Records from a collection
..............................
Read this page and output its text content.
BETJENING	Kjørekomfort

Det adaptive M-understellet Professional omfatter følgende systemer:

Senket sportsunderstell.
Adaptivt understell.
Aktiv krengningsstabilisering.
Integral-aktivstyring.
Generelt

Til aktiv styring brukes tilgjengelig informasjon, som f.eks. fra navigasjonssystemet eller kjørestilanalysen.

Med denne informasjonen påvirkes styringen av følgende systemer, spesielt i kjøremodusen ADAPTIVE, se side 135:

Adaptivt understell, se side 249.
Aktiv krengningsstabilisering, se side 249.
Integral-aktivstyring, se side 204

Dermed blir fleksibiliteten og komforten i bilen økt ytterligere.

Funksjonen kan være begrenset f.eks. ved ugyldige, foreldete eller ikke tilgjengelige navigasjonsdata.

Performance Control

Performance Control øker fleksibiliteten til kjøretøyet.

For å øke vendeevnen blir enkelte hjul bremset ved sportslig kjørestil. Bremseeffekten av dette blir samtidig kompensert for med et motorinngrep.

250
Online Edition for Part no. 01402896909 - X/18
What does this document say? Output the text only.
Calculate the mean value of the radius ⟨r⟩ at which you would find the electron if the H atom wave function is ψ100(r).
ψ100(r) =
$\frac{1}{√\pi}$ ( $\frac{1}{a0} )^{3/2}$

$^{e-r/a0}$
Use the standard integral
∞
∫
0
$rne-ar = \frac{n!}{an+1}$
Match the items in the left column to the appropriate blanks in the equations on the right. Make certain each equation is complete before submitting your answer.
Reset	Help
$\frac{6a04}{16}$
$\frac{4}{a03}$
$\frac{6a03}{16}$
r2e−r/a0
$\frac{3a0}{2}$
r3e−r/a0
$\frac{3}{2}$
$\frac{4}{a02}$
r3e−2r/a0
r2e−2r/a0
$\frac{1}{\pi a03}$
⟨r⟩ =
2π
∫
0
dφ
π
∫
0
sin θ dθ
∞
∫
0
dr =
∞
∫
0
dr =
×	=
..............................
[WHAT TO PRODUCE]:
Please reproduce all of the entries exactly as they stand.

[ANSWER BELOW]:
Read this page and output its text content.
BETJENING	Kjørekomfort

Det adaptive M-understellet Professional omfatter følgende systemer:

Senket sportsunderstell.
Adaptivt understell.
Aktiv krengningsstabilisering.
Integral-aktivstyring.
Generelt

Til aktiv styring brukes tilgjengelig informasjon, som f.eks. fra navigasjonssystemet eller kjørestilanalysen.

Med denne informasjonen påvirkes styringen av følgende systemer, spesielt i kjøremodusen ADAPTIVE, se side 135:

Adaptivt understell, se side 249.
Aktiv krengningsstabilisering, se side 249.
Integral-aktivstyring, se side 204

Dermed blir fleksibiliteten og komforten i bilen økt ytterligere.

Funksjonen kan være begrenset f.eks. ved ugyldige, foreldete eller ikke tilgjengelige navigasjonsdata.

Performance Control

Performance Control øker fleksibiliteten til kjøretøyet.

For å øke vendeevnen blir enkelte hjul bremset ved sportslig kjørestil. Bremseeffekten av dette blir samtidig kompensert for med et motorinngrep.

250
Online Edition for Part no. 01402896909 - X/18
What does this document say? Output the text only.
Calculate the mean value of the radius ⟨r⟩ at which you would find the electron if the H atom wave function is ψ100(r).
ψ100(r) =
$\frac{1}{√\pi}$ ( $\frac{1}{a0} )^{3/2}$

$^{e-r/a0}$
Use the standard integral
∞
∫
0
$rne-ar = \frac{n!}{an+1}$
Match the items in the left column to the appropriate blanks in the equations on the right. Make certain each equation is complete before submitting your answer.
Reset	Help
$\frac{6a04}{16}$
$\frac{4}{a03}$
$\frac{6a03}{16}$
r2e−r/a0
$\frac{3a0}{2}$
r3e−r/a0
$\frac{3}{2}$
$\frac{4}{a02}$
r3e−2r/a0
r2e−2r/a0
$\frac{1}{\pi a03}$
⟨r⟩ =
2π
∫
0
dφ
π
∫
0
sin θ dθ
∞
∫
0
dr =
∞
∫
0
dr =
×	=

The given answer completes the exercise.